In this exercise, reproduce all the entries that follow exactly.

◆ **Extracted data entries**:
§
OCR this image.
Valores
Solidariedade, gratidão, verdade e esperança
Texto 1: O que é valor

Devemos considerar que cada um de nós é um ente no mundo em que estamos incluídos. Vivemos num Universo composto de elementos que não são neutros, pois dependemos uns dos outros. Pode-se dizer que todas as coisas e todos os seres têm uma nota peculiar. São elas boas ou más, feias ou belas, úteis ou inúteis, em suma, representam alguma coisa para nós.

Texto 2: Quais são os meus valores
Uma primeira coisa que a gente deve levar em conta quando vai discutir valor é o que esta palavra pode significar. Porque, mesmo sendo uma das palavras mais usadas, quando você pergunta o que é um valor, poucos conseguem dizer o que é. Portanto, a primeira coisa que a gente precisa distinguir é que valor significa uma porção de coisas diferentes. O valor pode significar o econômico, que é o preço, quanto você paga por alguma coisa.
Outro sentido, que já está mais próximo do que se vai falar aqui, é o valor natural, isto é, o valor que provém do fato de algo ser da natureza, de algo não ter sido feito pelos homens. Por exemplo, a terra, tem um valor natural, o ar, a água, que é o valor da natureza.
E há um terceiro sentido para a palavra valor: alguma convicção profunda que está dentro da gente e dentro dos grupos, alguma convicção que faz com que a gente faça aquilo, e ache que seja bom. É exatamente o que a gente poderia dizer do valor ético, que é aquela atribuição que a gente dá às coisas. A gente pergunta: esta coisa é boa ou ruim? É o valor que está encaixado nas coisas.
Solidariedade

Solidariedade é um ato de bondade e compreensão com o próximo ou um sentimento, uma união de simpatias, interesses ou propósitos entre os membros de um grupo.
§
◆ **RIGHT ANSWER**:
OCR this image.
Valores
Solidariedade, gratidão, verdade e esperança
Texto 1: O que é valor

Devemos considerar que cada um de nós é um ente no mundo em que estamos incluídos. Vivemos num Universo composto de elementos que não são neutros, pois dependemos uns dos outros. Pode-se dizer que todas as coisas e todos os seres têm uma nota peculiar. São elas boas ou más, feias ou belas, úteis ou inúteis, em suma, representam alguma coisa para nós.

Texto 2: Quais são os meus valores
Uma primeira coisa que a gente deve levar em conta quando vai discutir valor é o que esta palavra pode significar. Porque, mesmo sendo uma das palavras mais usadas, quando você pergunta o que é um valor, poucos conseguem dizer o que é. Portanto, a primeira coisa que a gente precisa distinguir é que valor significa uma porção de coisas diferentes. O valor pode significar o econômico, que é o preço, quanto você paga por alguma coisa.
Outro sentido, que já está mais próximo do que se vai falar aqui, é o valor natural, isto é, o valor que provém do fato de algo ser da natureza, de algo não ter sido feito pelos homens. Por exemplo, a terra, tem um valor natural, o ar, a água, que é o valor da natureza.
E há um terceiro sentido para a palavra valor: alguma convicção profunda que está dentro da gente e dentro dos grupos, alguma convicção que faz com que a gente faça aquilo, e ache que seja bom. É exatamente o que a gente poderia dizer do valor ético, que é aquela atribuição que a gente dá às coisas. A gente pergunta: esta coisa é boa ou ruim? É o valor que está encaixado nas coisas.
Solidariedade

Solidariedade é um ato de bondade e compreensão com o próximo ou um sentimento, uma união de simpatias, interesses ou propósitos entre os membros de um grupo.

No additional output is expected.